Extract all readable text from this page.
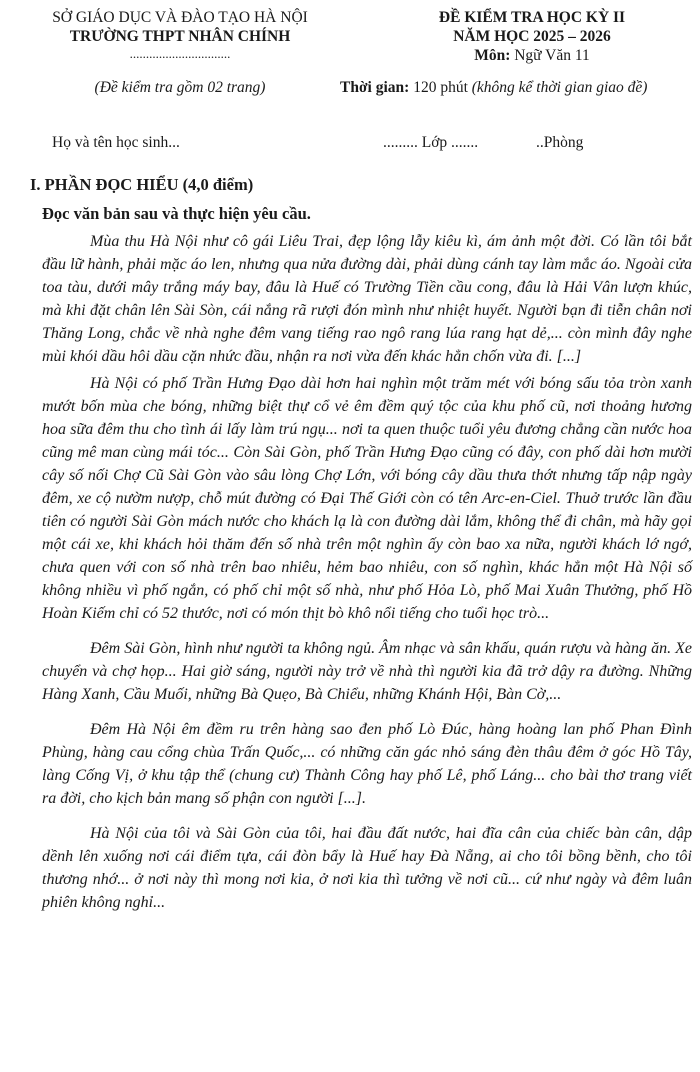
SỞ GIÁO DỤC VÀ ĐÀO TẠO HÀ NỘI
TRƯỜNG THPT NHÂN CHÍNH
...............................
(Đề kiểm tra gồm 02 trang)
ĐỀ KIỂM TRA HỌC KỲ II
NĂM HỌC 2025 – 2026
Môn: Ngữ Văn 11
Thời gian: 120 phút (không kể thời gian giao đề)
Họ và tên học sinh...	......... Lớp .......	..Phòng
I. PHẦN ĐỌC HIỂU (4,0 điểm)
Đọc văn bản sau và thực hiện yêu cầu.

Mùa thu Hà Nội như cô gái Liêu Trai, đẹp lộng lẫy kiêu kì, ám ảnh một đời. Có lần tôi bắt đầu lữ hành, phải mặc áo len, nhưng qua nửa đường dài, phải dùng cánh tay làm mắc áo. Ngoài cửa toa tàu, dưới mây trắng máy bay, đâu là Huế có Trường Tiền cầu cong, đâu là Hải Vân lượn khúc, mà khi đặt chân lên Sài Sòn, cái nắng rã rượi đón mình như nhiệt huyết. Người bạn đi tiễn chân nơi Thăng Long, chắc về nhà nghe đêm vang tiếng rao ngô rang lúa rang hạt dẻ,... còn mình đây nghe mùi khói dầu hôi dầu cặn nhức đầu, nhận ra nơi vừa đến khác hẳn chốn vừa đi. [...]

Hà Nội có phố Trần Hưng Đạo dài hơn hai nghìn một trăm mét với bóng sấu tỏa tròn xanh mướt bốn mùa che bóng, những biệt thự cổ vẻ êm đềm quý tộc của khu phố cũ, nơi thoảng hương hoa sữa đêm thu cho tình ái lấy làm trú ngụ... nơi ta quen thuộc tuổi yêu đương chẳng cần nước hoa cũng mê man cùng mái tóc... Còn Sài Gòn, phố Trần Hưng Đạo cũng có đây, con phố dài hơn mười cây số nối Chợ Cũ Sài Gòn vào sâu lòng Chợ Lớn, với bóng cây dầu thưa thớt nhưng tấp nập ngày đêm, xe cộ nườm nượp, chỗ mút đường có Đại Thế Giới còn có tên Arc-en-Ciel. Thuở trước lần đầu tiên có người Sài Gòn mách nước cho khách lạ là con đường dài lắm, không thể đi chân, mà hãy gọi một cái xe, khi khách hỏi thăm đến số nhà trên một nghìn ấy còn bao xa nữa, người khách lớ ngớ, chưa quen với con số nhà trên bao nhiêu, hẻm bao nhiêu, con số nghìn, khác hẳn một Hà Nội số không nhiều vì phố ngắn, có phố chỉ một số nhà, như phố Hỏa Lò, phố Mai Xuân Thưởng, phố Hồ Hoàn Kiếm chỉ có 52 thước, nơi có món thịt bò khô nổi tiếng cho tuổi học trò...

Đêm Sài Gòn, hình như người ta không ngủ. Âm nhạc và sân khấu, quán rượu và hàng ăn. Xe chuyển và chợ họp... Hai giờ sáng, người này trở về nhà thì người kia đã trở dậy ra đường. Những Hàng Xanh, Cầu Muối, những Bà Quẹo, Bà Chiểu, những Khánh Hội, Bàn Cờ,...

Đêm Hà Nội êm đềm ru trên hàng sao đen phố Lò Đúc, hàng hoàng lan phố Phan Đình Phùng, hàng cau cổng chùa Trấn Quốc,... có những căn gác nhỏ sáng đèn thâu đêm ở góc Hồ Tây, làng Cống Vị, ở khu tập thể (chung cư) Thành Công hay phố Lê, phố Láng... cho bài thơ trang viết ra đời, cho kịch bản mang số phận con người [...].

Hà Nội của tôi và Sài Gòn của tôi, hai đầu đất nước, hai đĩa cân của chiếc bàn cân, dập dềnh lên xuống nơi cái điểm tựa, cái đòn bẩy là Huế hay Đà Nẵng, ai cho tôi bồng bềnh, cho tôi thương nhớ... ở nơi này thì mong nơi kia, ở nơi kia thì tưởng về nơi cũ... cứ như ngày và đêm luân phiên không nghỉ...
━━━━━━━━━━━━━━━━
▶ [Written exercise]
Among the lines of the material, find those that hold the word "trang" and copy them.

▶ [Exercise solution]
(Đề kiểm tra gồm 02 trang)
Đêm Hà Nội êm đềm ru trên hàng sao đen phố Lò Đúc, hàng hoàng lan phố Phan Đình Phùng, hàng cau cổng chùa Trấn Quốc,... có những căn gác nhỏ sáng đèn thâu đêm ở góc Hồ Tây, làng Cống Vị, ở khu tập thể (chung cư) Thành Công hay phố Lê, phố Láng... cho bài thơ trang viết ra đời, cho kịch bản mang số phận con người [...].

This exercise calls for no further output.